▶ [Task goal]: Transcribe all the entries word for word, skipping the pictures.

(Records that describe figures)
- - - - -

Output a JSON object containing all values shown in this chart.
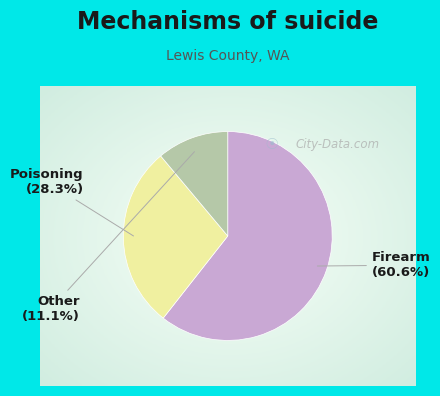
{
  "title": "Mechanisms of suicide",
  "subtitle": "Lewis County, WA",
  "slices": [
    {
      "label": "Firearm\n(60.6%)",
      "value": 60.6,
      "color": "#c9a8d4"
    },
    {
      "label": "Poisoning\n(28.3%)",
      "value": 28.3,
      "color": "#f0f0a0"
    },
    {
      "label": "Other\n(11.1%)",
      "value": 11.1,
      "color": "#b5c8a8"
    }
  ],
  "bg_color": "#00e8e8",
  "title_color": "#1a1a1a",
  "subtitle_color": "#555555",
  "label_color": "#1a1a1a",
  "title_fontsize": 17,
  "subtitle_fontsize": 10,
  "label_fontsize": 9.5,
  "watermark": "City-Data.com",
  "startangle": 90,
  "label_positions": [
    {
      "xt": 1.38,
      "yt": -0.28,
      "ha": "left"
    },
    {
      "xt": -1.38,
      "yt": 0.52,
      "ha": "right"
    },
    {
      "xt": -1.42,
      "yt": -0.7,
      "ha": "right"
    }
  ]
}
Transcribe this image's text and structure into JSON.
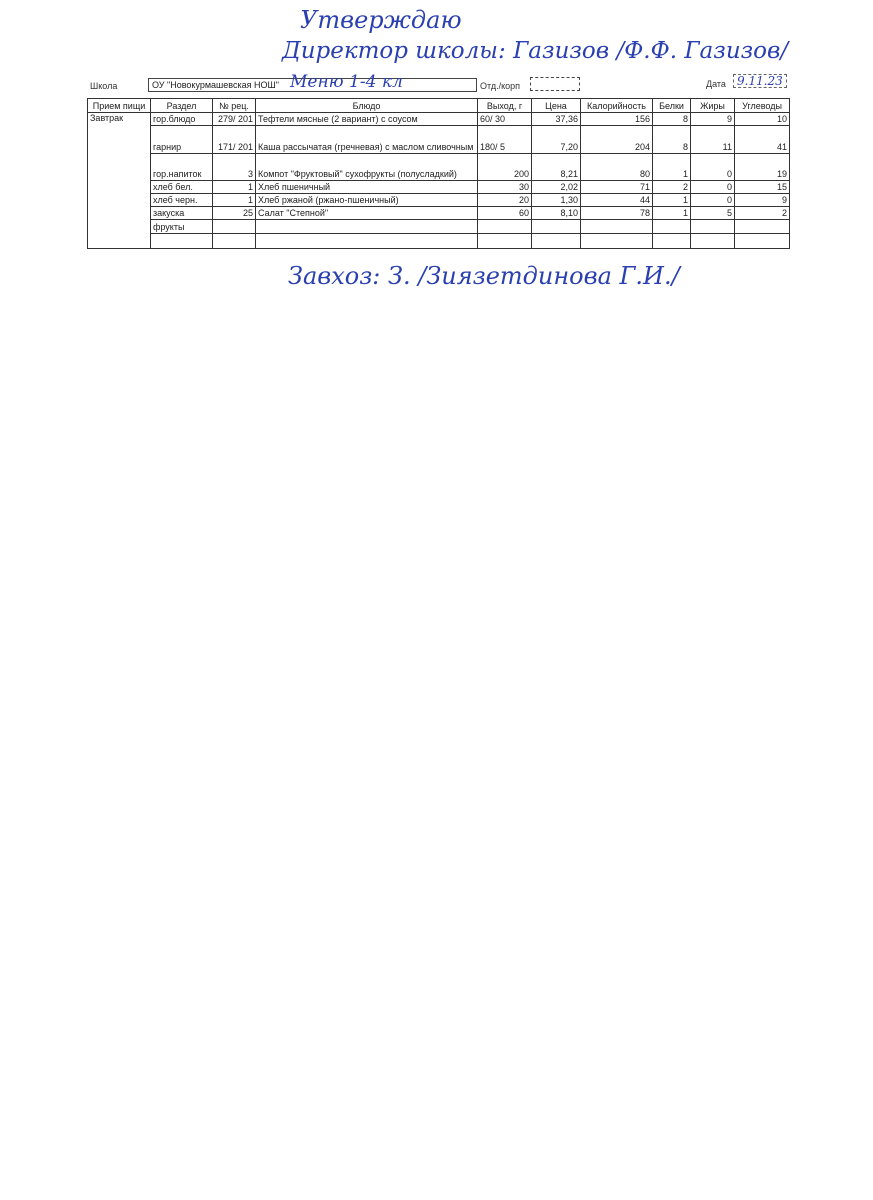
{
  "approval": {
    "title": "Утверждаю",
    "director_line": "Директор школы: Газизов /Ф.Ф. Газизов/"
  },
  "header": {
    "school_label": "Школа",
    "school_value": "ОУ \"Новокурмашевская НОШ\"",
    "menu_note": "Меню 1-4 кл",
    "dept_label": "Отд./корп",
    "dept_value": "",
    "date_label": "Дата",
    "date_value": "9.11.23"
  },
  "table": {
    "columns": [
      "Прием пищи",
      "Раздел",
      "№ рец.",
      "Блюдо",
      "Выход, г",
      "Цена",
      "Калорийность",
      "Белки",
      "Жиры",
      "Углеводы"
    ],
    "meal": "Завтрак",
    "rows": [
      [
        "гор.блюдо",
        "279/ 201",
        "Тефтели мясные (2 вариант) с соусом",
        "60/ 30",
        "37,36",
        "156",
        "8",
        "9",
        "10"
      ],
      [
        "гарнир",
        "171/ 201",
        "Каша рассычатая (гречневая) с маслом сливочным",
        "180/ 5",
        "7,20",
        "204",
        "8",
        "11",
        "41"
      ],
      [
        "гор.напиток",
        "3",
        "Компот \"Фруктовый\" сухофрукты (полусладкий)",
        "200",
        "8,21",
        "80",
        "1",
        "0",
        "19"
      ],
      [
        "хлеб бел.",
        "1",
        "Хлеб пшеничный",
        "30",
        "2,02",
        "71",
        "2",
        "0",
        "15"
      ],
      [
        "хлеб черн.",
        "1",
        "Хлеб ржаной (ржано-пшеничный)",
        "20",
        "1,30",
        "44",
        "1",
        "0",
        "9"
      ],
      [
        "закуска",
        "25",
        "Салат \"Степной\"",
        "60",
        "8,10",
        "78",
        "1",
        "5",
        "2"
      ],
      [
        "фрукты",
        "",
        "",
        "",
        "",
        "",
        "",
        "",
        ""
      ],
      [
        "",
        "",
        "",
        "",
        "",
        "",
        "",
        "",
        ""
      ]
    ]
  },
  "footer": {
    "storekeeper_line": "Завхоз: З. /Зиязетдинова Г.И./"
  }
}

- - - - -

▶ [Response for this exercise]:
Output a JSON object containing all values shown in this chart.
{
  "title": "Mechanisms of suicide",
  "subtitle": "Lewis County, WA",
  "slices": [
    {
      "label": "Firearm\n(60.6%)",
      "value": 60.6,
      "color": "#c9a8d4"
    },
    {
      "label": "Poisoning\n(28.3%)",
      "value": 28.3,
      "color": "#f0f0a0"
    },
    {
      "label": "Other\n(11.1%)",
      "value": 11.1,
      "color": "#b5c8a8"
    }
  ],
  "bg_color": "#00e8e8",
  "title_color": "#1a1a1a",
  "subtitle_color": "#555555",
  "label_color": "#1a1a1a",
  "title_fontsize": 17,
  "subtitle_fontsize": 10,
  "label_fontsize": 9.5,
  "watermark": "City-Data.com",
  "startangle": 90,
  "label_positions": [
    {
      "xt": 1.38,
      "yt": -0.28,
      "ha": "left"
    },
    {
      "xt": -1.38,
      "yt": 0.52,
      "ha": "right"
    },
    {
      "xt": -1.42,
      "yt": -0.7,
      "ha": "right"
    }
  ]
}
Transcribe this image's text and structure into JSON.
{
  "approval": {
    "title": "Утверждаю",
    "director_line": "Директор школы: Газизов /Ф.Ф. Газизов/"
  },
  "header": {
    "school_label": "Школа",
    "school_value": "ОУ \"Новокурмашевская НОШ\"",
    "menu_note": "Меню 1-4 кл",
    "dept_label": "Отд./корп",
    "dept_value": "",
    "date_label": "Дата",
    "date_value": "9.11.23"
  },
  "table": {
    "columns": [
      "Прием пищи",
      "Раздел",
      "№ рец.",
      "Блюдо",
      "Выход, г",
      "Цена",
      "Калорийность",
      "Белки",
      "Жиры",
      "Углеводы"
    ],
    "meal": "Завтрак",
    "rows": [
      [
        "гор.блюдо",
        "279/ 201",
        "Тефтели мясные (2 вариант) с соусом",
        "60/ 30",
        "37,36",
        "156",
        "8",
        "9",
        "10"
      ],
      [
        "гарнир",
        "171/ 201",
        "Каша рассычатая (гречневая) с маслом сливочным",
        "180/ 5",
        "7,20",
        "204",
        "8",
        "11",
        "41"
      ],
      [
        "гор.напиток",
        "3",
        "Компот \"Фруктовый\" сухофрукты (полусладкий)",
        "200",
        "8,21",
        "80",
        "1",
        "0",
        "19"
      ],
      [
        "хлеб бел.",
        "1",
        "Хлеб пшеничный",
        "30",
        "2,02",
        "71",
        "2",
        "0",
        "15"
      ],
      [
        "хлеб черн.",
        "1",
        "Хлеб ржаной (ржано-пшеничный)",
        "20",
        "1,30",
        "44",
        "1",
        "0",
        "9"
      ],
      [
        "закуска",
        "25",
        "Салат \"Степной\"",
        "60",
        "8,10",
        "78",
        "1",
        "5",
        "2"
      ],
      [
        "фрукты",
        "",
        "",
        "",
        "",
        "",
        "",
        "",
        ""
      ],
      [
        "",
        "",
        "",
        "",
        "",
        "",
        "",
        "",
        ""
      ]
    ]
  },
  "footer": {
    "storekeeper_line": "Завхоз: З. /Зиязетдинова Г.И./"
  }
}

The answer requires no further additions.